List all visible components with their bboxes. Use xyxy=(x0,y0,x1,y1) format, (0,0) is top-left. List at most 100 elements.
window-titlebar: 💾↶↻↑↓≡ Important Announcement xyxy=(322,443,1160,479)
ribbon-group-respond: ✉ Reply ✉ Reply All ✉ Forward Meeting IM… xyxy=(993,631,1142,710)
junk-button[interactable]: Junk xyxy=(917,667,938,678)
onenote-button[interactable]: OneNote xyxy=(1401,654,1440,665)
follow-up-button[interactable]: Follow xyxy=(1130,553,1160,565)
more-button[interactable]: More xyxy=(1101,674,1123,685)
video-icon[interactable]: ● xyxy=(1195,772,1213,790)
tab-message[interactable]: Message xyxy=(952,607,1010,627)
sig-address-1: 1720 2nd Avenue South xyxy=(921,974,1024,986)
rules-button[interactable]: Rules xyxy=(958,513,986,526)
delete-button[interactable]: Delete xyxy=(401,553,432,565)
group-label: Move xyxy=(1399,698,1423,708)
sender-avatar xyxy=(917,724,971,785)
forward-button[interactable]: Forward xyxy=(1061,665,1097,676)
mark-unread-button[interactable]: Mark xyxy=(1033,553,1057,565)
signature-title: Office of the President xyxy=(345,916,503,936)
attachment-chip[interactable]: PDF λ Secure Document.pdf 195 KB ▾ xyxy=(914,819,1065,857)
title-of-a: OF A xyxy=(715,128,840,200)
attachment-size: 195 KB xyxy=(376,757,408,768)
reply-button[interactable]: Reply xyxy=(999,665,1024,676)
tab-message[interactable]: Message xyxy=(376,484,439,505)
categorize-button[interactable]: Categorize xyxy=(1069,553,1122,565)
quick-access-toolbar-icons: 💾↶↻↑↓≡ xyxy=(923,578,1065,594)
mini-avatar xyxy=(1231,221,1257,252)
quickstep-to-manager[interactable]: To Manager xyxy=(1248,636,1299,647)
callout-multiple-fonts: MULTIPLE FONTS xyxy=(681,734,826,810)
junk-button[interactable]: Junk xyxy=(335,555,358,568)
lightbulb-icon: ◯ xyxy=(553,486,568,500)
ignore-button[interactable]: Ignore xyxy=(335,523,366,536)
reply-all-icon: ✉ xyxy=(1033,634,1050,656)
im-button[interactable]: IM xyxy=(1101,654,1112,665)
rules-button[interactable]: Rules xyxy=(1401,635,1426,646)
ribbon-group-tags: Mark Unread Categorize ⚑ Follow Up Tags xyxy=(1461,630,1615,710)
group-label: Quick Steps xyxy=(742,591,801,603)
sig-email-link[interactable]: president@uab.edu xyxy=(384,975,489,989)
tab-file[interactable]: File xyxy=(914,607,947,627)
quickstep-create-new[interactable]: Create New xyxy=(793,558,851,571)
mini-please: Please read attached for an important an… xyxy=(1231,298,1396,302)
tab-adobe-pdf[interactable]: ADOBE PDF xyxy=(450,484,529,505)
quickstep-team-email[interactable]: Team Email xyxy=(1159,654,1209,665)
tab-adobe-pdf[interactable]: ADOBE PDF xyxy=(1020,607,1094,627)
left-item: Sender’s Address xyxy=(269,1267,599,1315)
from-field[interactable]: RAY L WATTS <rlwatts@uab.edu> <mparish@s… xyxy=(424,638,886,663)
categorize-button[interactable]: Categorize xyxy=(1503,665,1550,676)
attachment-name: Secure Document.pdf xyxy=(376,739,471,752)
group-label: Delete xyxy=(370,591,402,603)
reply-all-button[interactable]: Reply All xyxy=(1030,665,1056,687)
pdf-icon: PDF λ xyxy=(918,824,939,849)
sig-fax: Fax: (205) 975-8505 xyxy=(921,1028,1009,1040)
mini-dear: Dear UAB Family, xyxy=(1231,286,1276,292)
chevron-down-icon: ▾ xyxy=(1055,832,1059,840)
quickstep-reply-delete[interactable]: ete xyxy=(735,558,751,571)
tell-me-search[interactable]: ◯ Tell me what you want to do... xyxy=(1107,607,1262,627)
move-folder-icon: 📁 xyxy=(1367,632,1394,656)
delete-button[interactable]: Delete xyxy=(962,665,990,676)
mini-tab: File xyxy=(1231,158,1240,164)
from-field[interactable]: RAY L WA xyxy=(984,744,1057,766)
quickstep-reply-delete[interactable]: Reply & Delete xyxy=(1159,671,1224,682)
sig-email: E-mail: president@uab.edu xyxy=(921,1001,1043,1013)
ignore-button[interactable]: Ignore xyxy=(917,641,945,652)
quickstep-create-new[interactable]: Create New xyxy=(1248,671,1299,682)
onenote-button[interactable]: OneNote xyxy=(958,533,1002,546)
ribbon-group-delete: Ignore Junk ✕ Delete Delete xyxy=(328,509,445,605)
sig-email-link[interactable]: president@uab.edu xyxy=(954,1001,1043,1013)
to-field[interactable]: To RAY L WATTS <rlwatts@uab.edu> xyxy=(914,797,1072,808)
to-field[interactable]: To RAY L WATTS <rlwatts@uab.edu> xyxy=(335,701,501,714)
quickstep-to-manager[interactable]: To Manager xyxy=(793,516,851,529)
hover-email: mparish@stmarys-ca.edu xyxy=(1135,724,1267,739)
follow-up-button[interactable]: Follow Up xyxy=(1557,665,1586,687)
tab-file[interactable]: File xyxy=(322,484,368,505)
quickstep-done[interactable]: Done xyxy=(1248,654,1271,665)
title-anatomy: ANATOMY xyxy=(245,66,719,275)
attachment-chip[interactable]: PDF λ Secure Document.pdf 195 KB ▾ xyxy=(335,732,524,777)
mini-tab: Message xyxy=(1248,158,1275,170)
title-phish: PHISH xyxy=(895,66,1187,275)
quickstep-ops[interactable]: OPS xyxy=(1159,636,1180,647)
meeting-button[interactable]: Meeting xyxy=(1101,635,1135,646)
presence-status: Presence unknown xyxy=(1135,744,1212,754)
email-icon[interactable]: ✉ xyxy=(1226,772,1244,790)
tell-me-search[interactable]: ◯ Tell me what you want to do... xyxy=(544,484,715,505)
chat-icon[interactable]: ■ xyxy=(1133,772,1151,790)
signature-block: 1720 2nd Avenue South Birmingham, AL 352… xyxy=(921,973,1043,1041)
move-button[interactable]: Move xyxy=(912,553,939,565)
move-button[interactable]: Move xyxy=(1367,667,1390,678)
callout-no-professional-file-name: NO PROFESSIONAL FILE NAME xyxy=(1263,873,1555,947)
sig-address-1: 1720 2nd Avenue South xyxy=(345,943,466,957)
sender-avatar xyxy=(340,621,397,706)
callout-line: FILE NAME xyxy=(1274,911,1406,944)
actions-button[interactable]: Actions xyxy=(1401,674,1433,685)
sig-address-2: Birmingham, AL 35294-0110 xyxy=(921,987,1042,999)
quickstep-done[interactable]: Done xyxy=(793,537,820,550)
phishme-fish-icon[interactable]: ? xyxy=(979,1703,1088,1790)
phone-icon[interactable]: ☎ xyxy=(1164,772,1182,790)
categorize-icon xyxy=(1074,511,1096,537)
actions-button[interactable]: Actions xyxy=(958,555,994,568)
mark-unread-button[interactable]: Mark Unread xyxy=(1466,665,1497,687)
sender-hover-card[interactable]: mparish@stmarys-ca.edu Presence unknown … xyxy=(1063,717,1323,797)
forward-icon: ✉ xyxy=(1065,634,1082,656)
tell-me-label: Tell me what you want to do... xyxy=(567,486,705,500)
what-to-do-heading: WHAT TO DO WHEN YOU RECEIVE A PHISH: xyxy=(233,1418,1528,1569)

◆ STATED GOAL
Print every line of the data above verbatim, with no changes.

◆ THE SOLUTION
List all visible components with their bboxes. Use xyxy=(x0,y0,x1,y1) format, (0,0) is top-left. List at most 100 elements.
window-titlebar: 💾↶↻↑↓≡ Important Announcement xyxy=(322,443,1160,479)
ribbon-group-respond: ✉ Reply ✉ Reply All ✉ Forward Meeting IM… xyxy=(993,631,1142,710)
junk-button[interactable]: Junk xyxy=(917,667,938,678)
onenote-button[interactable]: OneNote xyxy=(1401,654,1440,665)
follow-up-button[interactable]: Follow xyxy=(1130,553,1160,565)
more-button[interactable]: More xyxy=(1101,674,1123,685)
video-icon[interactable]: ● xyxy=(1195,772,1213,790)
tab-message[interactable]: Message xyxy=(952,607,1010,627)
sig-address-1: 1720 2nd Avenue South xyxy=(921,974,1024,986)
rules-button[interactable]: Rules xyxy=(958,513,986,526)
delete-button[interactable]: Delete xyxy=(401,553,432,565)
group-label: Move xyxy=(1399,698,1423,708)
sender-avatar xyxy=(917,724,971,785)
forward-button[interactable]: Forward xyxy=(1061,665,1097,676)
mark-unread-button[interactable]: Mark xyxy=(1033,553,1057,565)
signature-title: Office of the President xyxy=(345,916,503,936)
attachment-chip[interactable]: PDF λ Secure Document.pdf 195 KB ▾ xyxy=(914,819,1065,857)
title-of-a: OF A xyxy=(715,128,840,200)
attachment-size: 195 KB xyxy=(376,757,408,768)
reply-button[interactable]: Reply xyxy=(999,665,1024,676)
tab-message[interactable]: Message xyxy=(376,484,439,505)
categorize-button[interactable]: Categorize xyxy=(1069,553,1122,565)
quick-access-toolbar-icons: 💾↶↻↑↓≡ xyxy=(923,578,1065,594)
mini-avatar xyxy=(1231,221,1257,252)
quickstep-to-manager[interactable]: To Manager xyxy=(1248,636,1299,647)
callout-multiple-fonts: MULTIPLE FONTS xyxy=(681,734,826,810)
junk-button[interactable]: Junk xyxy=(335,555,358,568)
lightbulb-icon: ◯ xyxy=(553,486,568,500)
ignore-button[interactable]: Ignore xyxy=(335,523,366,536)
reply-all-icon: ✉ xyxy=(1033,634,1050,656)
im-button[interactable]: IM xyxy=(1101,654,1112,665)
rules-button[interactable]: Rules xyxy=(1401,635,1426,646)
ribbon-group-tags: Mark Unread Categorize ⚑ Follow Up Tags xyxy=(1461,630,1615,710)
group-label: Quick Steps xyxy=(742,591,801,603)
sig-email-link[interactable]: president@uab.edu xyxy=(384,975,489,989)
tab-file[interactable]: File xyxy=(914,607,947,627)
quickstep-create-new[interactable]: Create New xyxy=(793,558,851,571)
mini-please: Please read attached for an important an… xyxy=(1231,298,1396,302)
tab-adobe-pdf[interactable]: ADOBE PDF xyxy=(450,484,529,505)
quickstep-team-email[interactable]: Team Email xyxy=(1159,654,1209,665)
tab-adobe-pdf[interactable]: ADOBE PDF xyxy=(1020,607,1094,627)
left-item: Sender’s Address xyxy=(269,1267,599,1315)
from-field[interactable]: RAY L WATTS <rlwatts@uab.edu> <mparish@s… xyxy=(424,638,886,663)
categorize-button[interactable]: Categorize xyxy=(1503,665,1550,676)
attachment-name: Secure Document.pdf xyxy=(376,739,471,752)
group-label: Delete xyxy=(370,591,402,603)
reply-all-button[interactable]: Reply All xyxy=(1030,665,1056,687)
pdf-icon: PDF λ xyxy=(918,824,939,849)
sig-fax: Fax: (205) 975-8505 xyxy=(921,1028,1009,1040)
mini-dear: Dear UAB Family, xyxy=(1231,286,1276,292)
chevron-down-icon: ▾ xyxy=(1055,832,1059,840)
quickstep-reply-delete[interactable]: ete xyxy=(735,558,751,571)
tell-me-search[interactable]: ◯ Tell me what you want to do... xyxy=(1107,607,1262,627)
move-folder-icon: 📁 xyxy=(1367,632,1394,656)
delete-button[interactable]: Delete xyxy=(962,665,990,676)
mini-tab: File xyxy=(1231,158,1240,164)
from-field[interactable]: RAY L WA xyxy=(984,744,1057,766)
quickstep-reply-delete[interactable]: Reply & Delete xyxy=(1159,671,1224,682)
sig-email: E-mail: president@uab.edu xyxy=(921,1001,1043,1013)
ignore-button[interactable]: Ignore xyxy=(917,641,945,652)
quickstep-create-new[interactable]: Create New xyxy=(1248,671,1299,682)
onenote-button[interactable]: OneNote xyxy=(958,533,1002,546)
ribbon-group-delete: Ignore Junk ✕ Delete Delete xyxy=(328,509,445,605)
sig-email-link[interactable]: president@uab.edu xyxy=(954,1001,1043,1013)
to-field[interactable]: To RAY L WATTS <rlwatts@uab.edu> xyxy=(914,797,1072,808)
to-field[interactable]: To RAY L WATTS <rlwatts@uab.edu> xyxy=(335,701,501,714)
quickstep-to-manager[interactable]: To Manager xyxy=(793,516,851,529)
hover-email: mparish@stmarys-ca.edu xyxy=(1135,724,1267,739)
follow-up-button[interactable]: Follow Up xyxy=(1557,665,1586,687)
tab-file[interactable]: File xyxy=(322,484,368,505)
quickstep-done[interactable]: Done xyxy=(1248,654,1271,665)
title-anatomy: ANATOMY xyxy=(245,66,719,275)
attachment-chip[interactable]: PDF λ Secure Document.pdf 195 KB ▾ xyxy=(335,732,524,777)
mini-tab: Message xyxy=(1248,158,1275,170)
title-phish: PHISH xyxy=(895,66,1187,275)
quickstep-ops[interactable]: OPS xyxy=(1159,636,1180,647)
meeting-button[interactable]: Meeting xyxy=(1101,635,1135,646)
presence-status: Presence unknown xyxy=(1135,744,1212,754)
email-icon[interactable]: ✉ xyxy=(1226,772,1244,790)
tell-me-search[interactable]: ◯ Tell me what you want to do... xyxy=(544,484,715,505)
chat-icon[interactable]: ■ xyxy=(1133,772,1151,790)
signature-block: 1720 2nd Avenue South Birmingham, AL 352… xyxy=(921,973,1043,1041)
move-button[interactable]: Move xyxy=(912,553,939,565)
move-button[interactable]: Move xyxy=(1367,667,1390,678)
callout-no-professional-file-name: NO PROFESSIONAL FILE NAME xyxy=(1263,873,1555,947)
sig-address-1: 1720 2nd Avenue South xyxy=(345,943,466,957)
sender-avatar xyxy=(340,621,397,706)
callout-line: FILE NAME xyxy=(1274,911,1406,944)
actions-button[interactable]: Actions xyxy=(1401,674,1433,685)
sig-address-2: Birmingham, AL 35294-0110 xyxy=(921,987,1042,999)
quickstep-done[interactable]: Done xyxy=(793,537,820,550)
phishme-fish-icon[interactable]: ? xyxy=(979,1703,1088,1790)
phone-icon[interactable]: ☎ xyxy=(1164,772,1182,790)
categorize-icon xyxy=(1074,511,1096,537)
actions-button[interactable]: Actions xyxy=(958,555,994,568)
mark-unread-button[interactable]: Mark Unread xyxy=(1466,665,1497,687)
sender-hover-card[interactable]: mparish@stmarys-ca.edu Presence unknown … xyxy=(1063,717,1323,797)
forward-icon: ✉ xyxy=(1065,634,1082,656)
tell-me-label: Tell me what you want to do... xyxy=(567,486,705,500)
what-to-do-heading: WHAT TO DO WHEN YOU RECEIVE A PHISH: xyxy=(233,1418,1528,1569)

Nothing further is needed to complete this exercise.